Set problem - Where a line holds "JSON", copy it.

Figure collection entries

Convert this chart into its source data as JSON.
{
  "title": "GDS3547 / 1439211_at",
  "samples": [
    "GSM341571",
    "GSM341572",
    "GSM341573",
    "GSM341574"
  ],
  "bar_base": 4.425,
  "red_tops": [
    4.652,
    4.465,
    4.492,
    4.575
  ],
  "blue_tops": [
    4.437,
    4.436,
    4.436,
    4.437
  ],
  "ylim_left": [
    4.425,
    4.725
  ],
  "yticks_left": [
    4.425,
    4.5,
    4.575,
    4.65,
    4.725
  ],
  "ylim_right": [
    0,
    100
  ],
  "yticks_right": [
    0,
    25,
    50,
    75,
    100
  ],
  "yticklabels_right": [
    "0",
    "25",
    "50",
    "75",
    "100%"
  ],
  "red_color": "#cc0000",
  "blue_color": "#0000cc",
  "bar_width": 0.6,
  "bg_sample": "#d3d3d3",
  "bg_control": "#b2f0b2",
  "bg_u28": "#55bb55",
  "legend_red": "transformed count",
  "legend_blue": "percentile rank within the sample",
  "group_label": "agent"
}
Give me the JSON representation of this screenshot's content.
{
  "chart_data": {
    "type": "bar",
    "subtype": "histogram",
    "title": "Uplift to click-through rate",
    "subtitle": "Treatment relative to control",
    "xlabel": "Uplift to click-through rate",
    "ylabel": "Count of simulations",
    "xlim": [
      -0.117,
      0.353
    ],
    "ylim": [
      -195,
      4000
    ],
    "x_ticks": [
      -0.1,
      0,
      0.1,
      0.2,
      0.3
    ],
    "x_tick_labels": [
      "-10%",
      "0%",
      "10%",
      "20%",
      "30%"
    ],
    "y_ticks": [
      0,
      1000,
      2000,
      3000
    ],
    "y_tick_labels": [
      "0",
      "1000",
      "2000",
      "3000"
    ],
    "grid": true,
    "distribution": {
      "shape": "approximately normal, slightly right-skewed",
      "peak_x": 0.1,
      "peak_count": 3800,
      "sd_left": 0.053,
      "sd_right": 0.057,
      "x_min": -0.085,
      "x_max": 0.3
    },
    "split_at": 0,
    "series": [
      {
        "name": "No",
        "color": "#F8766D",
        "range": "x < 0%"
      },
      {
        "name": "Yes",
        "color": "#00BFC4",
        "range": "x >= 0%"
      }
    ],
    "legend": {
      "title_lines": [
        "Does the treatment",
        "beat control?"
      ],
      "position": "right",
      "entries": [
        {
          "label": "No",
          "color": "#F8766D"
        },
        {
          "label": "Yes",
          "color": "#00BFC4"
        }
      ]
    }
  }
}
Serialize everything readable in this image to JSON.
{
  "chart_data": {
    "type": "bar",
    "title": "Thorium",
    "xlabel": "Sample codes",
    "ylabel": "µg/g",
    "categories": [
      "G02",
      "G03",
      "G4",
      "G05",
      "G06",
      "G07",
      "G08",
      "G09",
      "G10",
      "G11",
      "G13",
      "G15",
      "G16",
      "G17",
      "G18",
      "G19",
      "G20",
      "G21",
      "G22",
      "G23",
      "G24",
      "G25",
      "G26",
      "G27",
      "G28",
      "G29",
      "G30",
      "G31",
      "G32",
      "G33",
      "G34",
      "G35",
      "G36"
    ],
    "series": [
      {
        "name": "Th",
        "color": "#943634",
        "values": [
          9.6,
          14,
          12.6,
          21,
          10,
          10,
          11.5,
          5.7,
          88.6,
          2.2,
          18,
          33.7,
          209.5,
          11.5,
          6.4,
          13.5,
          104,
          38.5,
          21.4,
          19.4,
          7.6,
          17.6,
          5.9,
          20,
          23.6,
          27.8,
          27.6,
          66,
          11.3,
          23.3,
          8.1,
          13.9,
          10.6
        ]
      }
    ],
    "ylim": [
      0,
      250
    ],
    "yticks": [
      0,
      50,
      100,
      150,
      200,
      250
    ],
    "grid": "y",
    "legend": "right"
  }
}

Completed exercise -
Convert this chart into its source data as JSON.
Give me the JSON representation of this screenshot's content.
Serialize everything readable in this image to JSON.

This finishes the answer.